--- start of Task inputs ---

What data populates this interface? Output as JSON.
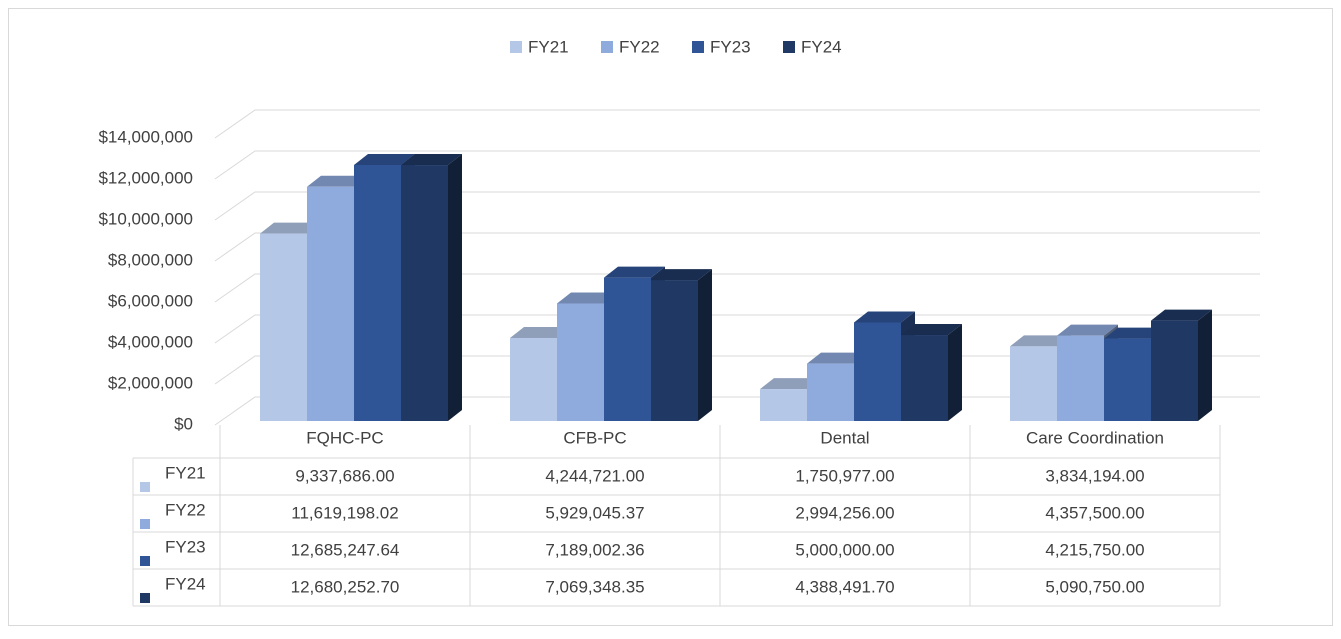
{
  "chart_data": {
    "type": "bar3d",
    "categories": [
      "FQHC-PC",
      "CFB-PC",
      "Dental",
      "Care Coordination"
    ],
    "series": [
      {
        "name": "FY21",
        "color": "#b4c7e7",
        "values": [
          9337686.0,
          4244721.0,
          1750977.0,
          3834194.0
        ],
        "value_labels": [
          "9,337,686.00",
          "4,244,721.00",
          "1,750,977.00",
          "3,834,194.00"
        ]
      },
      {
        "name": "FY22",
        "color": "#8faadc",
        "values": [
          11619198.02,
          5929045.37,
          2994256.0,
          4357500.0
        ],
        "value_labels": [
          "11,619,198.02",
          "5,929,045.37",
          "2,994,256.00",
          "4,357,500.00"
        ]
      },
      {
        "name": "FY23",
        "color": "#2f5597",
        "values": [
          12685247.64,
          7189002.36,
          5000000.0,
          4215750.0
        ],
        "value_labels": [
          "12,685,247.64",
          "7,189,002.36",
          "5,000,000.00",
          "4,215,750.00"
        ]
      },
      {
        "name": "FY24",
        "color": "#1f3864",
        "values": [
          12680252.7,
          7069348.35,
          4388491.7,
          5090750.0
        ],
        "value_labels": [
          "12,680,252.70",
          "7,069,348.35",
          "4,388,491.70",
          "5,090,750.00"
        ]
      }
    ],
    "ylim": [
      0,
      14000000
    ],
    "yticks": [
      {
        "value": 0,
        "label": "$0"
      },
      {
        "value": 2000000,
        "label": "$2,000,000"
      },
      {
        "value": 4000000,
        "label": "$4,000,000"
      },
      {
        "value": 6000000,
        "label": "$6,000,000"
      },
      {
        "value": 8000000,
        "label": "$8,000,000"
      },
      {
        "value": 10000000,
        "label": "$10,000,000"
      },
      {
        "value": 12000000,
        "label": "$12,000,000"
      },
      {
        "value": 14000000,
        "label": "$14,000,000"
      }
    ],
    "grid": true,
    "legend": "top",
    "data_table": true
  }
}
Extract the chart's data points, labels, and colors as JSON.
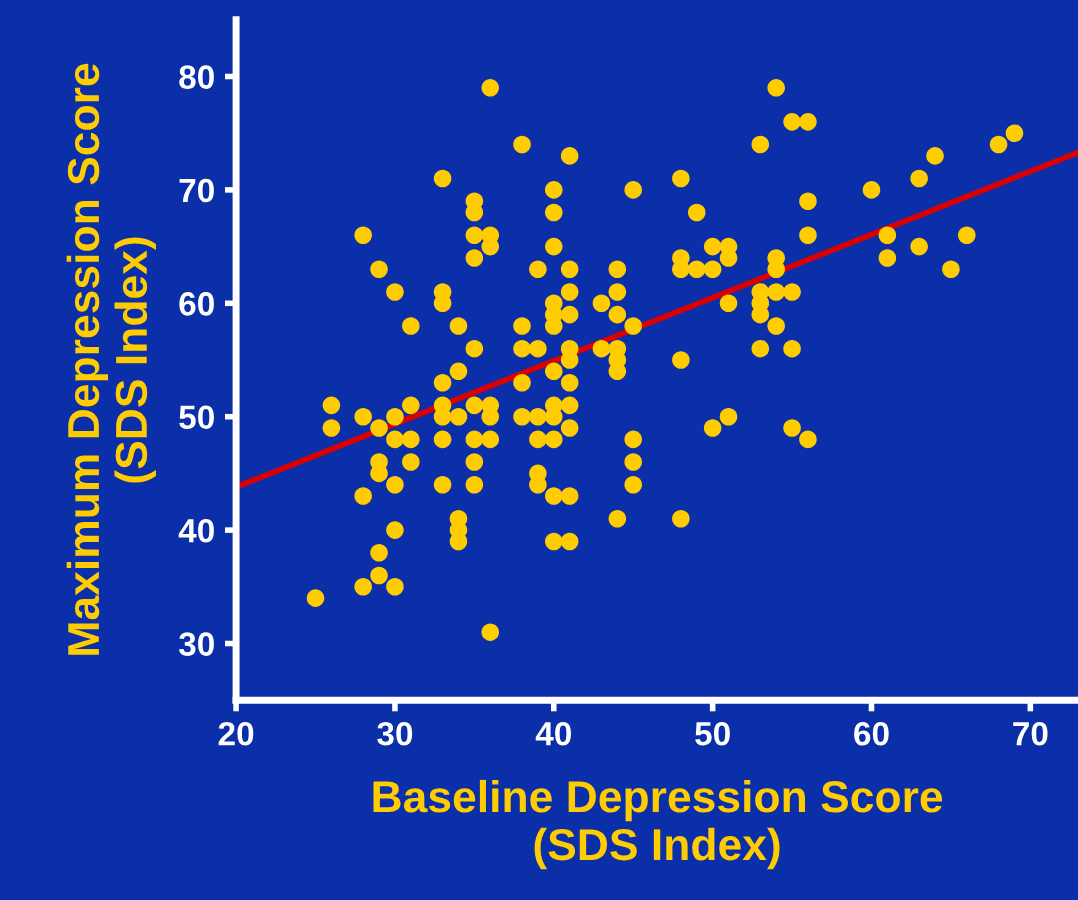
{
  "chart_data": {
    "type": "scatter",
    "xlabel": "Baseline Depression Score\n(SDS Index)",
    "ylabel": "Maximum Depression Score\n(SDS Index)",
    "xlim": [
      20,
      73
    ],
    "ylim": [
      25,
      85
    ],
    "xticks": [
      20,
      30,
      40,
      50,
      60,
      70
    ],
    "yticks": [
      30,
      40,
      50,
      60,
      70,
      80
    ],
    "grid": false,
    "legend": false,
    "series": [
      {
        "marker": "circle",
        "color": "#ffcc00",
        "x": [
          36,
          38,
          41,
          33,
          35,
          35,
          40,
          40,
          40,
          28,
          35,
          36,
          36,
          35,
          29,
          39,
          41,
          30,
          33,
          33,
          40,
          40,
          40,
          41,
          41,
          31,
          34,
          38,
          35,
          38,
          39,
          41,
          41,
          34,
          40,
          33,
          38,
          41,
          26,
          26,
          28,
          29,
          30,
          31,
          33,
          33,
          34,
          35,
          36,
          36,
          38,
          39,
          40,
          40,
          41,
          41,
          30,
          31,
          33,
          35,
          36,
          39,
          40,
          29,
          29,
          31,
          35,
          30,
          33,
          35,
          39,
          39,
          28,
          40,
          41,
          34,
          34,
          34,
          30,
          40,
          41,
          29,
          29,
          28,
          30,
          25,
          36,
          54,
          55,
          56,
          53,
          45,
          48,
          49,
          56,
          56,
          60,
          63,
          64,
          68,
          69,
          61,
          61,
          63,
          66,
          65,
          50,
          51,
          51,
          48,
          48,
          49,
          50,
          54,
          54,
          44,
          44,
          43,
          44,
          45,
          51,
          53,
          53,
          53,
          54,
          55,
          54,
          53,
          55,
          48,
          43,
          44,
          44,
          44,
          45,
          45,
          45,
          50,
          51,
          55,
          56,
          44,
          48
        ],
        "values": [
          79,
          74,
          73,
          71,
          69,
          68,
          70,
          68,
          65,
          66,
          66,
          66,
          65,
          64,
          63,
          63,
          63,
          61,
          61,
          60,
          60,
          59,
          58,
          61,
          59,
          58,
          58,
          58,
          56,
          56,
          56,
          56,
          55,
          54,
          54,
          53,
          53,
          53,
          51,
          49,
          50,
          49,
          50,
          51,
          51,
          50,
          50,
          51,
          51,
          50,
          50,
          50,
          51,
          50,
          51,
          49,
          48,
          48,
          48,
          48,
          48,
          48,
          48,
          46,
          45,
          46,
          46,
          44,
          44,
          44,
          45,
          44,
          43,
          43,
          43,
          41,
          40,
          39,
          40,
          39,
          39,
          38,
          36,
          35,
          35,
          34,
          31,
          79,
          76,
          76,
          74,
          70,
          71,
          68,
          69,
          66,
          70,
          71,
          73,
          74,
          75,
          66,
          64,
          65,
          66,
          63,
          65,
          65,
          64,
          64,
          63,
          63,
          63,
          64,
          63,
          63,
          61,
          60,
          59,
          58,
          60,
          61,
          60,
          59,
          61,
          61,
          58,
          56,
          56,
          55,
          56,
          56,
          55,
          54,
          48,
          46,
          44,
          49,
          50,
          49,
          48,
          41,
          41
        ]
      },
      {
        "type": "line",
        "color": "#dd0000",
        "x": [
          20,
          73
        ],
        "values": [
          43.8,
          73.3
        ]
      }
    ]
  }
}
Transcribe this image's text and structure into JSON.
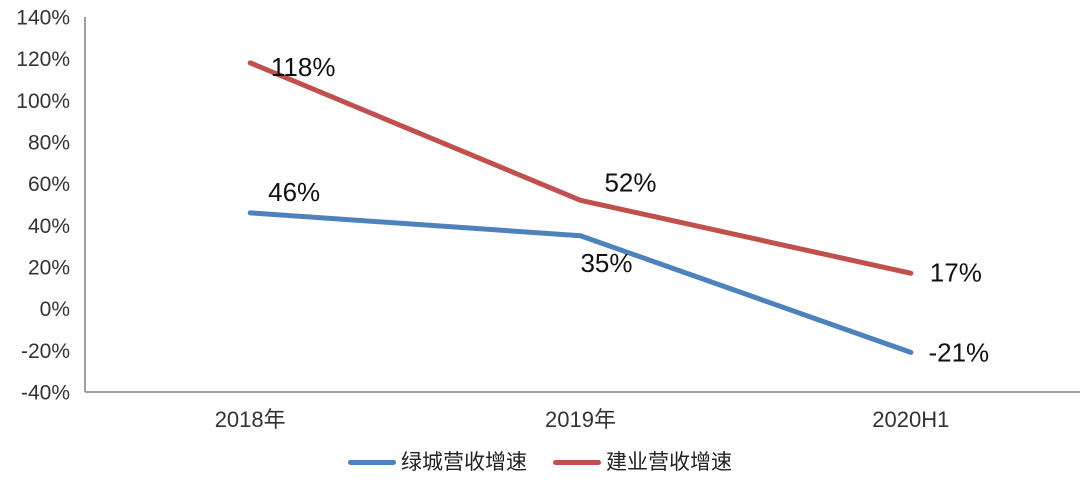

--- end of Task inputs ---

=== What is needed ===
Every line of the data should be copied as it stands, without the images.

=== Finished answer ===
What data populates this interface? Output as JSON.
{
  "chart_data": {
    "type": "bar3d",
    "categories": [
      "FQHC-PC",
      "CFB-PC",
      "Dental",
      "Care Coordination"
    ],
    "series": [
      {
        "name": "FY21",
        "color": "#b4c7e7",
        "values": [
          9337686.0,
          4244721.0,
          1750977.0,
          3834194.0
        ],
        "value_labels": [
          "9,337,686.00",
          "4,244,721.00",
          "1,750,977.00",
          "3,834,194.00"
        ]
      },
      {
        "name": "FY22",
        "color": "#8faadc",
        "values": [
          11619198.02,
          5929045.37,
          2994256.0,
          4357500.0
        ],
        "value_labels": [
          "11,619,198.02",
          "5,929,045.37",
          "2,994,256.00",
          "4,357,500.00"
        ]
      },
      {
        "name": "FY23",
        "color": "#2f5597",
        "values": [
          12685247.64,
          7189002.36,
          5000000.0,
          4215750.0
        ],
        "value_labels": [
          "12,685,247.64",
          "7,189,002.36",
          "5,000,000.00",
          "4,215,750.00"
        ]
      },
      {
        "name": "FY24",
        "color": "#1f3864",
        "values": [
          12680252.7,
          7069348.35,
          4388491.7,
          5090750.0
        ],
        "value_labels": [
          "12,680,252.70",
          "7,069,348.35",
          "4,388,491.70",
          "5,090,750.00"
        ]
      }
    ],
    "ylim": [
      0,
      14000000
    ],
    "yticks": [
      {
        "value": 0,
        "label": "$0"
      },
      {
        "value": 2000000,
        "label": "$2,000,000"
      },
      {
        "value": 4000000,
        "label": "$4,000,000"
      },
      {
        "value": 6000000,
        "label": "$6,000,000"
      },
      {
        "value": 8000000,
        "label": "$8,000,000"
      },
      {
        "value": 10000000,
        "label": "$10,000,000"
      },
      {
        "value": 12000000,
        "label": "$12,000,000"
      },
      {
        "value": 14000000,
        "label": "$14,000,000"
      }
    ],
    "grid": true,
    "legend": "top",
    "data_table": true
  }
}
Extract the chart's data points, labels, and colors as JSON.
{
  "chart_data": {
    "type": "scatter",
    "xlabel": "Baseline Depression Score\n(SDS Index)",
    "ylabel": "Maximum Depression Score\n(SDS Index)",
    "xlim": [
      20,
      73
    ],
    "ylim": [
      25,
      85
    ],
    "xticks": [
      20,
      30,
      40,
      50,
      60,
      70
    ],
    "yticks": [
      30,
      40,
      50,
      60,
      70,
      80
    ],
    "grid": false,
    "legend": false,
    "series": [
      {
        "marker": "circle",
        "color": "#ffcc00",
        "x": [
          36,
          38,
          41,
          33,
          35,
          35,
          40,
          40,
          40,
          28,
          35,
          36,
          36,
          35,
          29,
          39,
          41,
          30,
          33,
          33,
          40,
          40,
          40,
          41,
          41,
          31,
          34,
          38,
          35,
          38,
          39,
          41,
          41,
          34,
          40,
          33,
          38,
          41,
          26,
          26,
          28,
          29,
          30,
          31,
          33,
          33,
          34,
          35,
          36,
          36,
          38,
          39,
          40,
          40,
          41,
          41,
          30,
          31,
          33,
          35,
          36,
          39,
          40,
          29,
          29,
          31,
          35,
          30,
          33,
          35,
          39,
          39,
          28,
          40,
          41,
          34,
          34,
          34,
          30,
          40,
          41,
          29,
          29,
          28,
          30,
          25,
          36,
          54,
          55,
          56,
          53,
          45,
          48,
          49,
          56,
          56,
          60,
          63,
          64,
          68,
          69,
          61,
          61,
          63,
          66,
          65,
          50,
          51,
          51,
          48,
          48,
          49,
          50,
          54,
          54,
          44,
          44,
          43,
          44,
          45,
          51,
          53,
          53,
          53,
          54,
          55,
          54,
          53,
          55,
          48,
          43,
          44,
          44,
          44,
          45,
          45,
          45,
          50,
          51,
          55,
          56,
          44,
          48
        ],
        "values": [
          79,
          74,
          73,
          71,
          69,
          68,
          70,
          68,
          65,
          66,
          66,
          66,
          65,
          64,
          63,
          63,
          63,
          61,
          61,
          60,
          60,
          59,
          58,
          61,
          59,
          58,
          58,
          58,
          56,
          56,
          56,
          56,
          55,
          54,
          54,
          53,
          53,
          53,
          51,
          49,
          50,
          49,
          50,
          51,
          51,
          50,
          50,
          51,
          51,
          50,
          50,
          50,
          51,
          50,
          51,
          49,
          48,
          48,
          48,
          48,
          48,
          48,
          48,
          46,
          45,
          46,
          46,
          44,
          44,
          44,
          45,
          44,
          43,
          43,
          43,
          41,
          40,
          39,
          40,
          39,
          39,
          38,
          36,
          35,
          35,
          34,
          31,
          79,
          76,
          76,
          74,
          70,
          71,
          68,
          69,
          66,
          70,
          71,
          73,
          74,
          75,
          66,
          64,
          65,
          66,
          63,
          65,
          65,
          64,
          64,
          63,
          63,
          63,
          64,
          63,
          63,
          61,
          60,
          59,
          58,
          60,
          61,
          60,
          59,
          61,
          61,
          58,
          56,
          56,
          55,
          56,
          56,
          55,
          54,
          48,
          46,
          44,
          49,
          50,
          49,
          48,
          41,
          41
        ]
      },
      {
        "type": "line",
        "color": "#dd0000",
        "x": [
          20,
          73
        ],
        "values": [
          43.8,
          73.3
        ]
      }
    ]
  }
}
Transcribe this image's text and structure into JSON.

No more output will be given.